• **What you should do**
Your answer is a single number: how many lines hold the word "Dashboard"?

• **Source data**
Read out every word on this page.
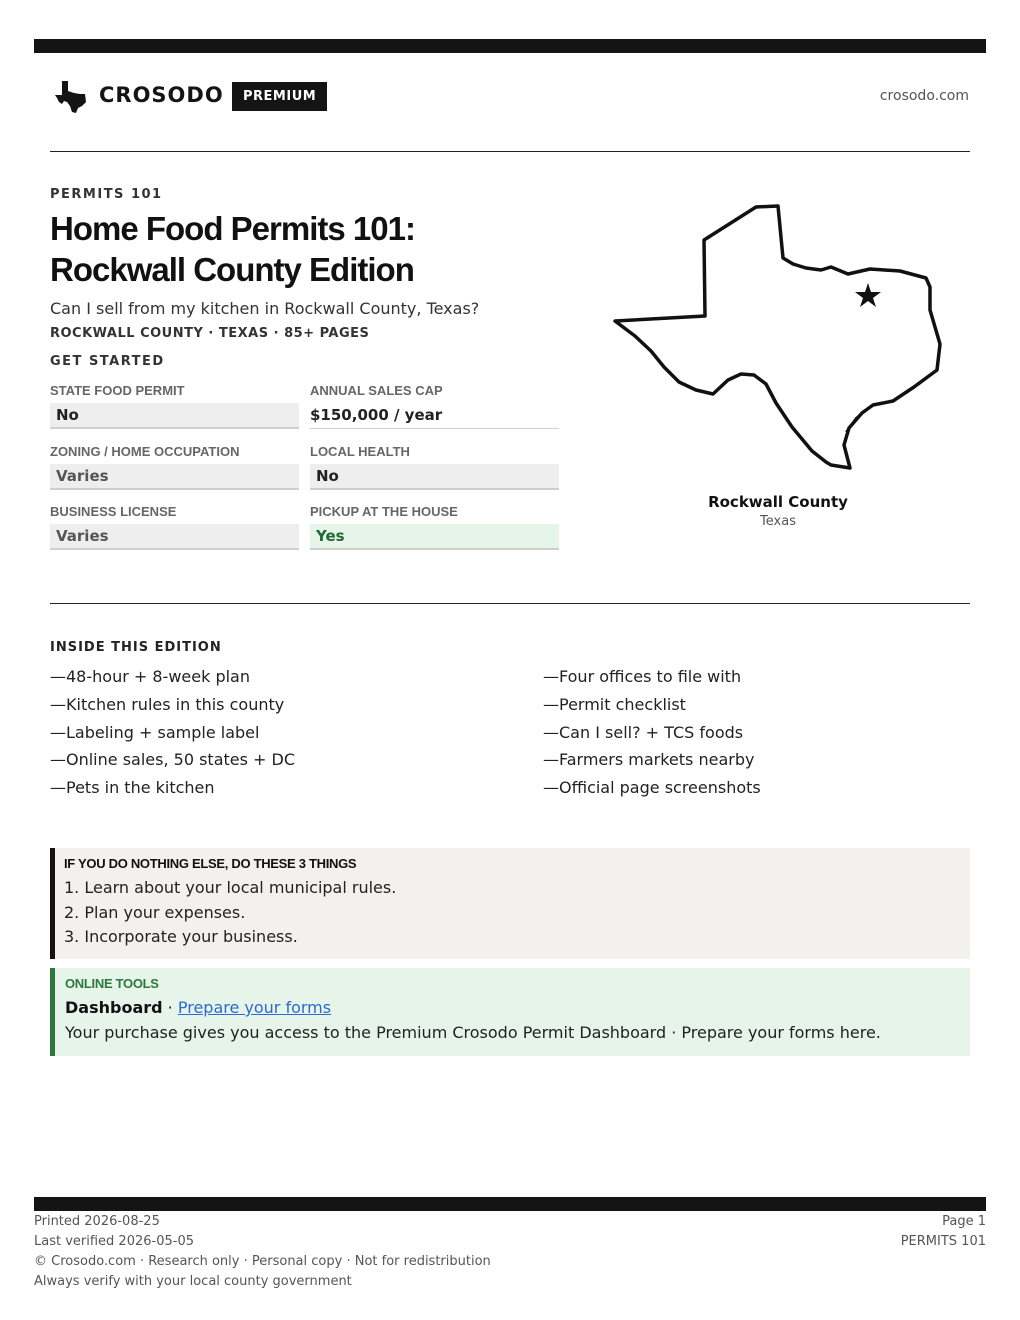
CROSODO	PREMIUM	crosodo.com
PERMITS 101
Home Food Permits 101:
Rockwall County Edition
Can I sell from my kitchen in Rockwall County, Texas?
ROCKWALL COUNTY · TEXAS · 85+ PAGES
GET STARTED
STATE FOOD PERMIT
No
ANNUAL SALES CAP
$150,000 / year
ZONING / HOME OCCUPATION
Varies
LOCAL HEALTH
No
BUSINESS LICENSE
Varies
PICKUP AT THE HOUSE
Yes
Rockwall County
Texas
INSIDE THIS EDITION
—48-hour + 8-week plan
—Kitchen rules in this county
—Labeling + sample label
—Online sales, 50 states + DC
—Pets in the kitchen
—Four offices to file with
—Permit checklist
—Can I sell? + TCS foods
—Farmers markets nearby
—Official page screenshots
IF YOU DO NOTHING ELSE, DO THESE 3 THINGS
1. Learn about your local municipal rules.
2. Plan your expenses.
3. Incorporate your business.
ONLINE TOOLS
Dashboard · Prepare your forms
Your purchase gives you access to the Premium Crosodo Permit Dashboard · Prepare your forms here.
Printed 2026-08-25
Last verified 2026-05-05
© Crosodo.com · Research only · Personal copy · Not for redistribution
Always verify with your local county government
Page 1
PERMITS 101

• **Result of this task**
2